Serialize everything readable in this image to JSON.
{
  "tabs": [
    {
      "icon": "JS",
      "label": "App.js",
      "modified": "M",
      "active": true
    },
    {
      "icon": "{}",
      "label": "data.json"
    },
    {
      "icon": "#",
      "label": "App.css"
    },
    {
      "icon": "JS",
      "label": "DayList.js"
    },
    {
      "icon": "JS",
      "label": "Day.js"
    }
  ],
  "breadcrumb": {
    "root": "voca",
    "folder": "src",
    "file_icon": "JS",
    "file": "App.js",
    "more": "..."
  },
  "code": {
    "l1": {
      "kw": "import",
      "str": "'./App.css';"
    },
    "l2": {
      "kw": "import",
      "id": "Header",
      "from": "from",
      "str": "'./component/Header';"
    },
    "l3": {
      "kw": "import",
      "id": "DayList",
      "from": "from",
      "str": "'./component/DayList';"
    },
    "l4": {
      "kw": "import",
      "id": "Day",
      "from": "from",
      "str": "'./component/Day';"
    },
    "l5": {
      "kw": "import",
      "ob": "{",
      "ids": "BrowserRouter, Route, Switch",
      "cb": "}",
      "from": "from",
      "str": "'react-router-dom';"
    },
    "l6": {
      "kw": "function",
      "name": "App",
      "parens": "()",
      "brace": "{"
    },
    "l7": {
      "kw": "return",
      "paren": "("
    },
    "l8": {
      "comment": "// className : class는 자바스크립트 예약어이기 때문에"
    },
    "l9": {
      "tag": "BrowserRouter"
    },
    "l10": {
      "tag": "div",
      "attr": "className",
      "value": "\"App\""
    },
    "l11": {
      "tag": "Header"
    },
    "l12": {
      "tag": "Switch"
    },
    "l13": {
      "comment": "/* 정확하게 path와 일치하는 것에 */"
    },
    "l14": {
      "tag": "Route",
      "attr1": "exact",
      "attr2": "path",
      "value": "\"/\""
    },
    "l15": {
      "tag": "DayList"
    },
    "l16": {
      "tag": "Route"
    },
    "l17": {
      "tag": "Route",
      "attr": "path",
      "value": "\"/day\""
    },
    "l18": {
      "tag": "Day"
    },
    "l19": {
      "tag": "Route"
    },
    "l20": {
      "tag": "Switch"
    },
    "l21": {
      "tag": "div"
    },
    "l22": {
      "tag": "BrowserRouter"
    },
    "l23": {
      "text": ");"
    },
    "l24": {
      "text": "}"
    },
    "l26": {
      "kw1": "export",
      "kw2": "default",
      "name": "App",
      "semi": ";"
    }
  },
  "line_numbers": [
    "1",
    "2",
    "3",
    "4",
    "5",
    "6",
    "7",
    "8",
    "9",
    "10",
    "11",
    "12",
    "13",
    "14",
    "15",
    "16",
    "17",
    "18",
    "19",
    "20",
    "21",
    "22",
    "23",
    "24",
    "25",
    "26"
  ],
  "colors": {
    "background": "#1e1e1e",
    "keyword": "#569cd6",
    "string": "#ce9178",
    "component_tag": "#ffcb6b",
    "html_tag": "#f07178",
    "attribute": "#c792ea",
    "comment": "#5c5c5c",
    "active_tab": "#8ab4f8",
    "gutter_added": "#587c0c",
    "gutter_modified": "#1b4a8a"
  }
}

——————————

= Exercise task =
Write the whole listing out again. Keep every line exactly as it is.

= Reply =
Serialize everything readable in this image to JSON.
{
  "tabs": [
    {
      "icon": "JS",
      "label": "App.js",
      "modified": "M",
      "active": true
    },
    {
      "icon": "{}",
      "label": "data.json"
    },
    {
      "icon": "#",
      "label": "App.css"
    },
    {
      "icon": "JS",
      "label": "DayList.js"
    },
    {
      "icon": "JS",
      "label": "Day.js"
    }
  ],
  "breadcrumb": {
    "root": "voca",
    "folder": "src",
    "file_icon": "JS",
    "file": "App.js",
    "more": "..."
  },
  "code": {
    "l1": {
      "kw": "import",
      "str": "'./App.css';"
    },
    "l2": {
      "kw": "import",
      "id": "Header",
      "from": "from",
      "str": "'./component/Header';"
    },
    "l3": {
      "kw": "import",
      "id": "DayList",
      "from": "from",
      "str": "'./component/DayList';"
    },
    "l4": {
      "kw": "import",
      "id": "Day",
      "from": "from",
      "str": "'./component/Day';"
    },
    "l5": {
      "kw": "import",
      "ob": "{",
      "ids": "BrowserRouter, Route, Switch",
      "cb": "}",
      "from": "from",
      "str": "'react-router-dom';"
    },
    "l6": {
      "kw": "function",
      "name": "App",
      "parens": "()",
      "brace": "{"
    },
    "l7": {
      "kw": "return",
      "paren": "("
    },
    "l8": {
      "comment": "// className : class는 자바스크립트 예약어이기 때문에"
    },
    "l9": {
      "tag": "BrowserRouter"
    },
    "l10": {
      "tag": "div",
      "attr": "className",
      "value": "\"App\""
    },
    "l11": {
      "tag": "Header"
    },
    "l12": {
      "tag": "Switch"
    },
    "l13": {
      "comment": "/* 정확하게 path와 일치하는 것에 */"
    },
    "l14": {
      "tag": "Route",
      "attr1": "exact",
      "attr2": "path",
      "value": "\"/\""
    },
    "l15": {
      "tag": "DayList"
    },
    "l16": {
      "tag": "Route"
    },
    "l17": {
      "tag": "Route",
      "attr": "path",
      "value": "\"/day\""
    },
    "l18": {
      "tag": "Day"
    },
    "l19": {
      "tag": "Route"
    },
    "l20": {
      "tag": "Switch"
    },
    "l21": {
      "tag": "div"
    },
    "l22": {
      "tag": "BrowserRouter"
    },
    "l23": {
      "text": ");"
    },
    "l24": {
      "text": "}"
    },
    "l26": {
      "kw1": "export",
      "kw2": "default",
      "name": "App",
      "semi": ";"
    }
  },
  "line_numbers": [
    "1",
    "2",
    "3",
    "4",
    "5",
    "6",
    "7",
    "8",
    "9",
    "10",
    "11",
    "12",
    "13",
    "14",
    "15",
    "16",
    "17",
    "18",
    "19",
    "20",
    "21",
    "22",
    "23",
    "24",
    "25",
    "26"
  ],
  "colors": {
    "background": "#1e1e1e",
    "keyword": "#569cd6",
    "string": "#ce9178",
    "component_tag": "#ffcb6b",
    "html_tag": "#f07178",
    "attribute": "#c792ea",
    "comment": "#5c5c5c",
    "active_tab": "#8ab4f8",
    "gutter_added": "#587c0c",
    "gutter_modified": "#1b4a8a"
  }
}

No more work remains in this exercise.